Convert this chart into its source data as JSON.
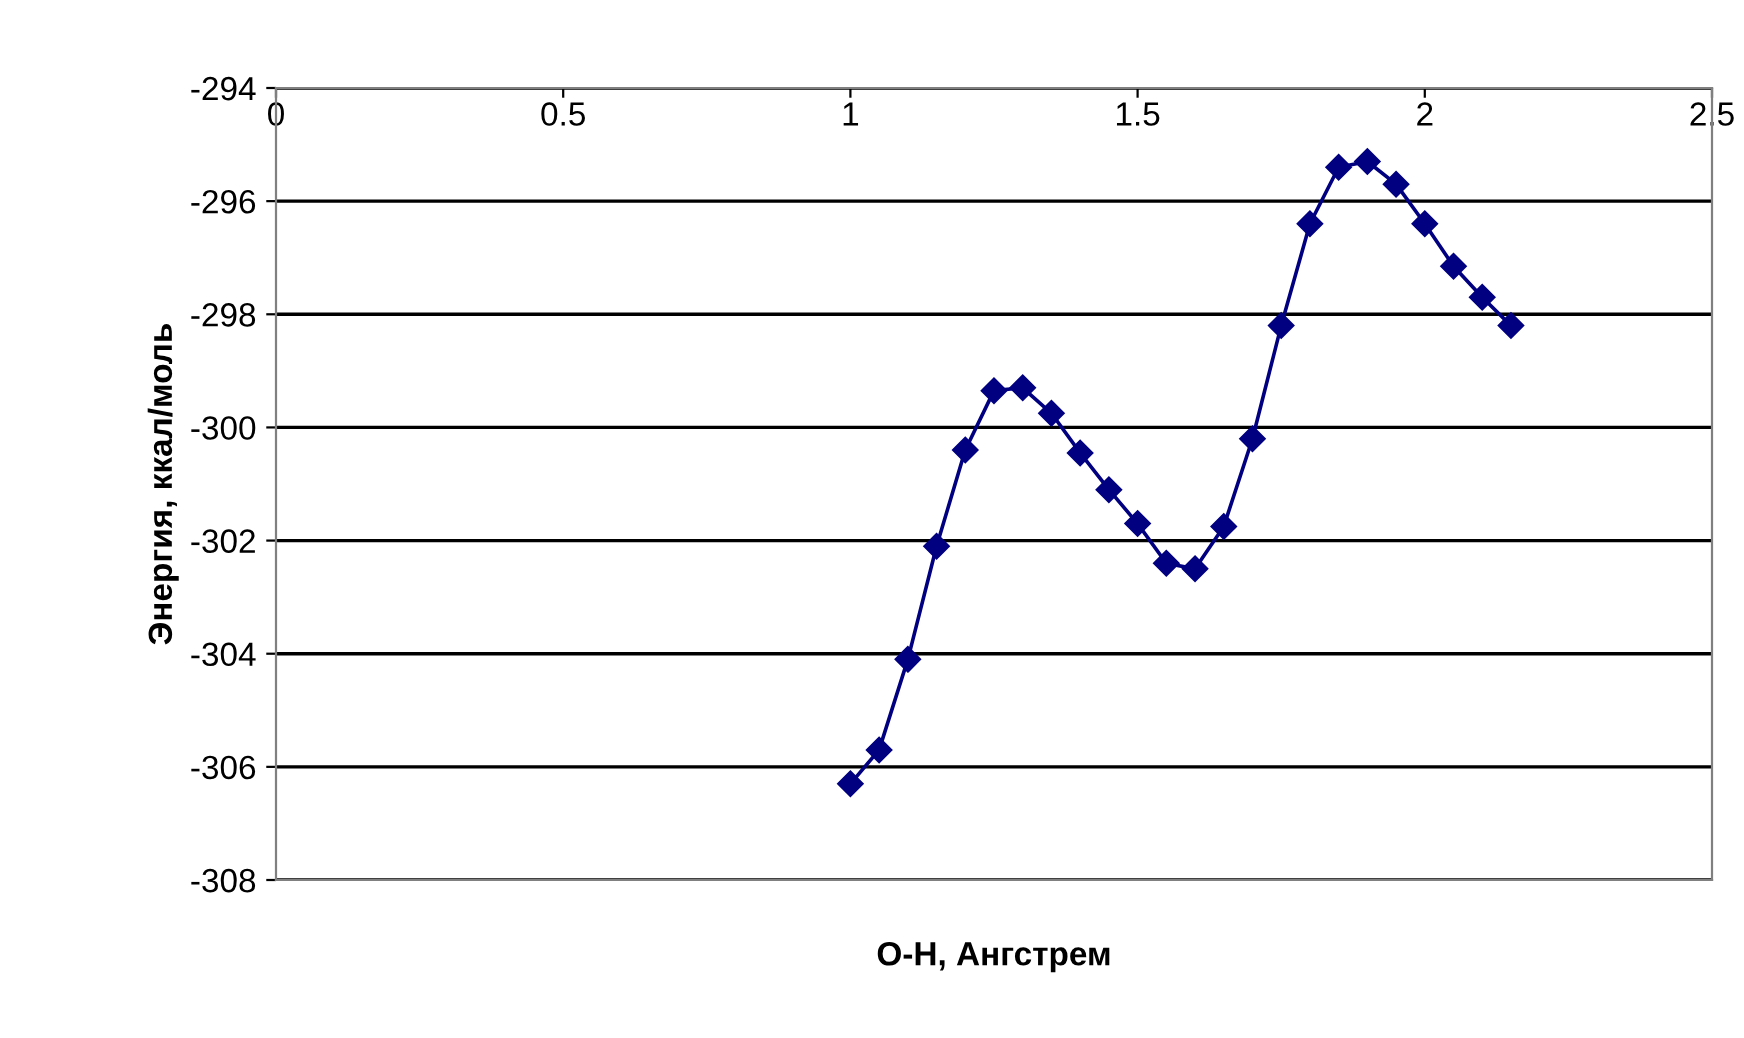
{
  "chart_data": {
    "type": "line",
    "xlabel": "O-H, Ангстрем",
    "ylabel": "Энергия, ккал/моль",
    "xlim": [
      0,
      2.5
    ],
    "xticks": [
      0,
      0.5,
      1,
      1.5,
      2,
      2.5
    ],
    "ylim": [
      -308,
      -294
    ],
    "yticks": [
      -308,
      -306,
      -304,
      -302,
      -300,
      -298,
      -296,
      -294
    ],
    "grid": "y",
    "marker": "diamond",
    "series": [
      {
        "color": "#000080",
        "x": [
          1.0,
          1.05,
          1.1,
          1.15,
          1.2,
          1.25,
          1.3,
          1.35,
          1.4,
          1.45,
          1.5,
          1.55,
          1.6,
          1.65,
          1.7,
          1.75,
          1.8,
          1.85,
          1.9,
          1.95,
          2.0,
          2.05,
          2.1,
          2.15
        ],
        "values": [
          -306.3,
          -305.7,
          -304.1,
          -302.1,
          -300.4,
          -299.35,
          -299.3,
          -299.75,
          -300.45,
          -301.1,
          -301.7,
          -302.4,
          -302.5,
          -301.75,
          -300.2,
          -298.2,
          -296.4,
          -295.4,
          -295.3,
          -295.7,
          -296.4,
          -297.15,
          -297.7,
          -298.2
        ]
      }
    ]
  }
}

**Problem details**
Retype every entry verbatim and exclude the pictures from the copy.

**Solution**
Convert this chart into its source data as JSON.
{
  "chart_data": {
    "type": "line",
    "xlabel": "O-H, Ангстрем",
    "ylabel": "Энергия, ккал/моль",
    "xlim": [
      0,
      2.5
    ],
    "xticks": [
      0,
      0.5,
      1,
      1.5,
      2,
      2.5
    ],
    "ylim": [
      -308,
      -294
    ],
    "yticks": [
      -308,
      -306,
      -304,
      -302,
      -300,
      -298,
      -296,
      -294
    ],
    "grid": "y",
    "marker": "diamond",
    "series": [
      {
        "color": "#000080",
        "x": [
          1.0,
          1.05,
          1.1,
          1.15,
          1.2,
          1.25,
          1.3,
          1.35,
          1.4,
          1.45,
          1.5,
          1.55,
          1.6,
          1.65,
          1.7,
          1.75,
          1.8,
          1.85,
          1.9,
          1.95,
          2.0,
          2.05,
          2.1,
          2.15
        ],
        "values": [
          -306.3,
          -305.7,
          -304.1,
          -302.1,
          -300.4,
          -299.35,
          -299.3,
          -299.75,
          -300.45,
          -301.1,
          -301.7,
          -302.4,
          -302.5,
          -301.75,
          -300.2,
          -298.2,
          -296.4,
          -295.4,
          -295.3,
          -295.7,
          -296.4,
          -297.15,
          -297.7,
          -298.2
        ]
      }
    ]
  }
}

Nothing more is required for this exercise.